* _Liste des tâches_:
1. Répétez mot pour mot le passage de l'extrait sur Mme Groener qui va de « 7 Après avoir » à « sans succès . ».
2. Reprenez l'extrait sur Mme Groener là où il s'arrête et poursuivez-en la rédaction, s'il vous plaît.

* _Texte source_:
———

6 En septembre 1982, Mme Groener a été engagée, à titre temporaire, comme professeur d' art à mi-temps au College of Marketing and Design de Dublin, qui relève de l' autorité du CDVEC . En juillet 1984, elle a posé sa candidature à un poste permanent à plein temps de professeur d' art auprès de ce collège . Ne possédant pas le Ceard-Teastas Gaeilge, Mme Groener a sollicité une dispense qui lui a été refusée . Ce refus était fondé sur la circonstance qu' il y avait d' autres candidats pleinement qualifiés pour le poste . Le ministre a, toutefois, marqué son accord sur la nomination de l' intéressée pour autant qu' elle soit reçue à l' examen susvisé .

7 Après avoir suivi un cours d' une durée de quatre semaines pour débutants sous l' égide du Gael Linn Institute, Mme Groener s' est présentée, au cours de la dernière semaine de ce cours, à cet examen, mais sans succès .

8 Des démarches entamées par la suite tant par Mme Groener que par le College, son employeur, afin de permettre son engagement pour l' année académique 1985/1986 en qualité de professeur à plein temps sous contrat temporaire, ou de lui accorder une dispense de l' obligation de démontrer sa connaissance de l' irlandais, n' ont pas abouti .

9 Mme Groener a alors engagé une procédure de "judicial review" ( contrôle judiciaire ) devant la High Court, Dublin, contre le ministre et le CDVEC, en soutenant que les conditions imposées par le mémorandum V7 et la circulaire 28/79 étaient contraires à l' article 48 du traité CEE et aux dispositions du règlement n° 1612/68, précité .

———

* _Données fournies_:
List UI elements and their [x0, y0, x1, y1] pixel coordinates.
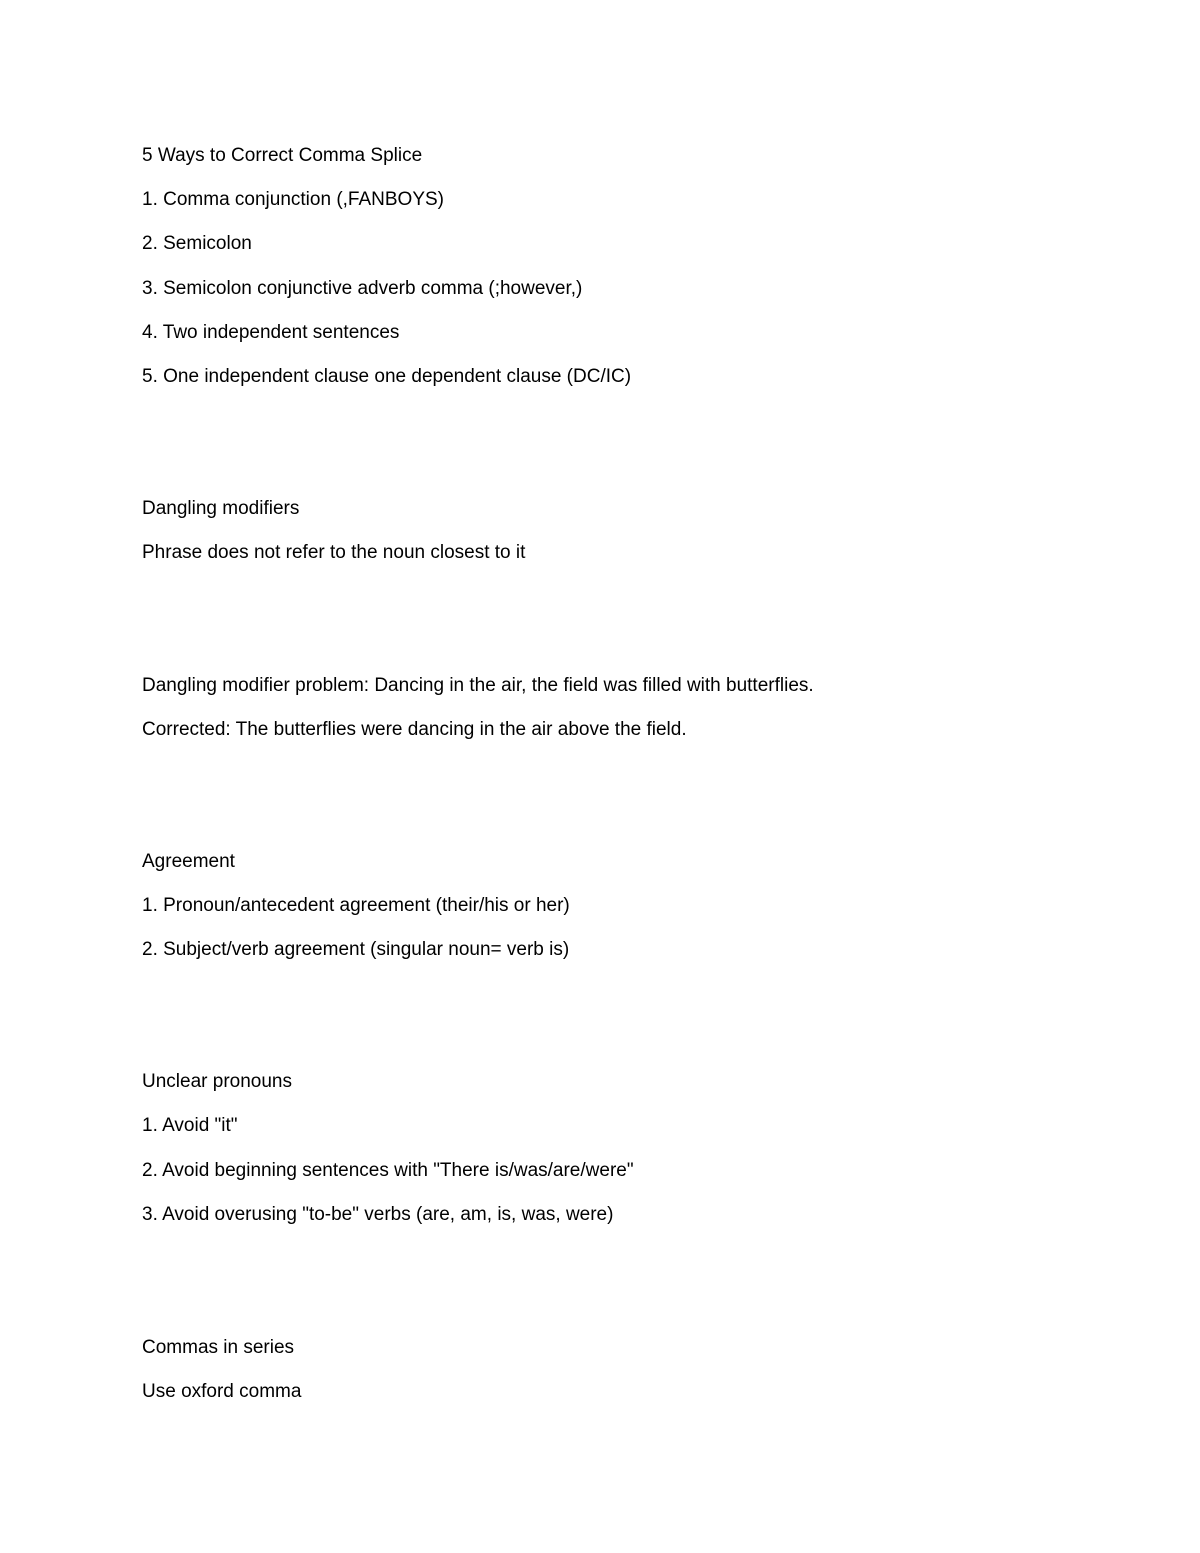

———

* _Réponses par tâche_:
1.
7 Après avoir suivi un cours d' une durée de quatre semaines pour débutants sous l' égide du Gael Linn Institute, Mme Groener s' est présentée, au cours de la dernière semaine de ce cours, à cet examen, mais sans succès .

2.
10 Estimant que ce recours soulevait certaines questions relatives à l' interprétation de ces dispositions du droit communautaire, la High Court, Dublin, a déféré à la Cour les questions préjudicielles suivantes :

"1 . Lorsque des dispositions légales, réglementaires ou administratives soumettent l' emploi à un poste déterminé dans un État membre à la condition que le candidat ait une connaissance adéquate d' une des deux langues officielles de cet État membre, langue que les ressortissants d' autres États membres ne connaissent normalement pas, mais devraient apprendre à la seule fin de se conformer à ladite condition, l' article 3 du règlement ( CEE ) n° 1612/68 du Conseil doit-il être interprété en ce sens qu' il s' applique à de telles dispositions en raison du fait qu' elles ont pour effet exclusif ou principal d' écarter les ressortissants des autres États membres de l' emploi offert?

2 . Lorsqu' on examine la signification de l' expression la 'nature de l' emploi à pourvoir' qui figure à l' article 3 du règlement ( CEE ) n° 1612/68 du Conseil, faut-il prendre en considération une politique de l' État irlandais qui veut que des personnes occupant le poste aient une connaissance adéquate de la langue irlandaise lorsqu' une telle connaissance n' est pas nécessaire pour s' acquitter des devoirs attachés à ce poste?

3.1 ) La notion d' 'ordre public' qui figure à l' article 48, alinéa 3, du traité CEE doit-elle être interprétée comme s' appliquant à la politique de l' État irlandais visant à soutenir et stimuler la position de la langue irlandaise en tant que première langue officielle?

2 ) Dans l' affirmative, la condition aux termes de laquelle des personnes qui postulent à une nomination à un poste de chargé de cours dans des institutions d' enseignement professionnel en Irlande et qui ne possèdent pas de diplôme 'An Ceard-Teastas Gaeilge' devront présenter un examen spécial de langue irlandaise en vue d' apporter au ministère de l' Éducation nationale la preuve de leur connaissance de ladite langue irlandaise, constitue-t-elle une restriction justifiée eu égard à la politique susvisée?"

11 Pour un plus ample exposé des faits du litige au principal, du déroulement de la procédure ainsi que des observations écrites présentées à la Cour, il est renvoyé au rapport d' audience . Ces éléments du dossier ne sont repris ci-dessous que dans la mesure nécessaire au raisonnement de la Cour .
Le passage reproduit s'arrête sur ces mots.